Task brief ▸ Present the following entries again, word for word and in full.

Data extract ▸
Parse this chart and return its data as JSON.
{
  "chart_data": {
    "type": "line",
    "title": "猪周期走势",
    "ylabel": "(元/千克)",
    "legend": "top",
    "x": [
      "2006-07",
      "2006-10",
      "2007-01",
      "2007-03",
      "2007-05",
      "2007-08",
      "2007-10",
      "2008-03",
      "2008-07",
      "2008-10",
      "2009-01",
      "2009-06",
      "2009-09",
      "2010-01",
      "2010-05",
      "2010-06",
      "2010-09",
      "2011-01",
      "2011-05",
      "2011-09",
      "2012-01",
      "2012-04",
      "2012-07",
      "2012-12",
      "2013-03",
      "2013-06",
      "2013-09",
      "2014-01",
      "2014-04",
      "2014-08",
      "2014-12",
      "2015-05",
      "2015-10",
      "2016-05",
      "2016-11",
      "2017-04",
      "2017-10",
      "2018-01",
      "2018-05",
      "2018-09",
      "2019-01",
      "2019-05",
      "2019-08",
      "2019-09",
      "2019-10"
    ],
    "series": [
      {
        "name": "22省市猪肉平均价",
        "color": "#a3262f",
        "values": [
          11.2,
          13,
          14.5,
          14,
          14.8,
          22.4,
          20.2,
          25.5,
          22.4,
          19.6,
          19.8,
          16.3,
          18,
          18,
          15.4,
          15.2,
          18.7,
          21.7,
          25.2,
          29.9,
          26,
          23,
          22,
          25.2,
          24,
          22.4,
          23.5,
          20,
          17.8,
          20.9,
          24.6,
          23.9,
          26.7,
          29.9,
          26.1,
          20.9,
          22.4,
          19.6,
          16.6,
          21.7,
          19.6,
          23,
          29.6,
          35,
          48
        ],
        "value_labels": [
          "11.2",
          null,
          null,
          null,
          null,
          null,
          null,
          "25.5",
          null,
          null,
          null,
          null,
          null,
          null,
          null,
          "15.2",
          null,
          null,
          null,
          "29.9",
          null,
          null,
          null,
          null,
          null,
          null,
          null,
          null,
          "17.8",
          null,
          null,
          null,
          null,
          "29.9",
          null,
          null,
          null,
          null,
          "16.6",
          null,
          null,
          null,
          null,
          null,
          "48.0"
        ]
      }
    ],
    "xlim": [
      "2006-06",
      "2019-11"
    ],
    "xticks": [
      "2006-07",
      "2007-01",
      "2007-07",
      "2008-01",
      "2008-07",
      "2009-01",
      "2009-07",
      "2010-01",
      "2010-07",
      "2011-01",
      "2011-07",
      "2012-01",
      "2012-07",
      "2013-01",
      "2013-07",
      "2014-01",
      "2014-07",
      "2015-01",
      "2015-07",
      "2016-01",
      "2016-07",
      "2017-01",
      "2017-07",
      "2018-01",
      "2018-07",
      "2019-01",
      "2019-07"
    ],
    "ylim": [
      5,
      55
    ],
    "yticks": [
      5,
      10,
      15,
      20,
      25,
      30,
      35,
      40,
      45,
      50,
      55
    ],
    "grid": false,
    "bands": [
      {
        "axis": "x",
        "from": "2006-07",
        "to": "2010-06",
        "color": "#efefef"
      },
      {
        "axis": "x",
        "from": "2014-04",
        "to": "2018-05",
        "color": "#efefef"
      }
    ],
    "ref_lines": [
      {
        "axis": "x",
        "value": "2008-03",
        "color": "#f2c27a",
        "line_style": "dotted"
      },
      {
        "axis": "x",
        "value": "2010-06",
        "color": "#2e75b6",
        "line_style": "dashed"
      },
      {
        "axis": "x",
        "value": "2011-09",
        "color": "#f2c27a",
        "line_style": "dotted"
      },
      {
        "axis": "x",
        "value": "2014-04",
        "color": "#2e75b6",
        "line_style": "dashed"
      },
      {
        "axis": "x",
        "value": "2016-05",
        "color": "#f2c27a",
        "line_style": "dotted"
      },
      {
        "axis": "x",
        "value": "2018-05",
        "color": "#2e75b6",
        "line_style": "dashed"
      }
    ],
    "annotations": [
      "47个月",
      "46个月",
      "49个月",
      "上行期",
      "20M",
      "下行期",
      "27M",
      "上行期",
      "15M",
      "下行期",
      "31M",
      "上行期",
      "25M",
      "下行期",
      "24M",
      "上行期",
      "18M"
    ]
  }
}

Output for this exercise ▸
Parse this chart and return its data as JSON.
{
  "chart_data": {
    "type": "line",
    "title": "猪周期走势",
    "ylabel": "(元/千克)",
    "legend": "top",
    "x": [
      "2006-07",
      "2006-10",
      "2007-01",
      "2007-03",
      "2007-05",
      "2007-08",
      "2007-10",
      "2008-03",
      "2008-07",
      "2008-10",
      "2009-01",
      "2009-06",
      "2009-09",
      "2010-01",
      "2010-05",
      "2010-06",
      "2010-09",
      "2011-01",
      "2011-05",
      "2011-09",
      "2012-01",
      "2012-04",
      "2012-07",
      "2012-12",
      "2013-03",
      "2013-06",
      "2013-09",
      "2014-01",
      "2014-04",
      "2014-08",
      "2014-12",
      "2015-05",
      "2015-10",
      "2016-05",
      "2016-11",
      "2017-04",
      "2017-10",
      "2018-01",
      "2018-05",
      "2018-09",
      "2019-01",
      "2019-05",
      "2019-08",
      "2019-09",
      "2019-10"
    ],
    "series": [
      {
        "name": "22省市猪肉平均价",
        "color": "#a3262f",
        "values": [
          11.2,
          13,
          14.5,
          14,
          14.8,
          22.4,
          20.2,
          25.5,
          22.4,
          19.6,
          19.8,
          16.3,
          18,
          18,
          15.4,
          15.2,
          18.7,
          21.7,
          25.2,
          29.9,
          26,
          23,
          22,
          25.2,
          24,
          22.4,
          23.5,
          20,
          17.8,
          20.9,
          24.6,
          23.9,
          26.7,
          29.9,
          26.1,
          20.9,
          22.4,
          19.6,
          16.6,
          21.7,
          19.6,
          23,
          29.6,
          35,
          48
        ],
        "value_labels": [
          "11.2",
          null,
          null,
          null,
          null,
          null,
          null,
          "25.5",
          null,
          null,
          null,
          null,
          null,
          null,
          null,
          "15.2",
          null,
          null,
          null,
          "29.9",
          null,
          null,
          null,
          null,
          null,
          null,
          null,
          null,
          "17.8",
          null,
          null,
          null,
          null,
          "29.9",
          null,
          null,
          null,
          null,
          "16.6",
          null,
          null,
          null,
          null,
          null,
          "48.0"
        ]
      }
    ],
    "xlim": [
      "2006-06",
      "2019-11"
    ],
    "xticks": [
      "2006-07",
      "2007-01",
      "2007-07",
      "2008-01",
      "2008-07",
      "2009-01",
      "2009-07",
      "2010-01",
      "2010-07",
      "2011-01",
      "2011-07",
      "2012-01",
      "2012-07",
      "2013-01",
      "2013-07",
      "2014-01",
      "2014-07",
      "2015-01",
      "2015-07",
      "2016-01",
      "2016-07",
      "2017-01",
      "2017-07",
      "2018-01",
      "2018-07",
      "2019-01",
      "2019-07"
    ],
    "ylim": [
      5,
      55
    ],
    "yticks": [
      5,
      10,
      15,
      20,
      25,
      30,
      35,
      40,
      45,
      50,
      55
    ],
    "grid": false,
    "bands": [
      {
        "axis": "x",
        "from": "2006-07",
        "to": "2010-06",
        "color": "#efefef"
      },
      {
        "axis": "x",
        "from": "2014-04",
        "to": "2018-05",
        "color": "#efefef"
      }
    ],
    "ref_lines": [
      {
        "axis": "x",
        "value": "2008-03",
        "color": "#f2c27a",
        "line_style": "dotted"
      },
      {
        "axis": "x",
        "value": "2010-06",
        "color": "#2e75b6",
        "line_style": "dashed"
      },
      {
        "axis": "x",
        "value": "2011-09",
        "color": "#f2c27a",
        "line_style": "dotted"
      },
      {
        "axis": "x",
        "value": "2014-04",
        "color": "#2e75b6",
        "line_style": "dashed"
      },
      {
        "axis": "x",
        "value": "2016-05",
        "color": "#f2c27a",
        "line_style": "dotted"
      },
      {
        "axis": "x",
        "value": "2018-05",
        "color": "#2e75b6",
        "line_style": "dashed"
      }
    ],
    "annotations": [
      "47个月",
      "46个月",
      "49个月",
      "上行期",
      "20M",
      "下行期",
      "27M",
      "上行期",
      "15M",
      "下行期",
      "31M",
      "上行期",
      "25M",
      "下行期",
      "24M",
      "上行期",
      "18M"
    ]
  }
}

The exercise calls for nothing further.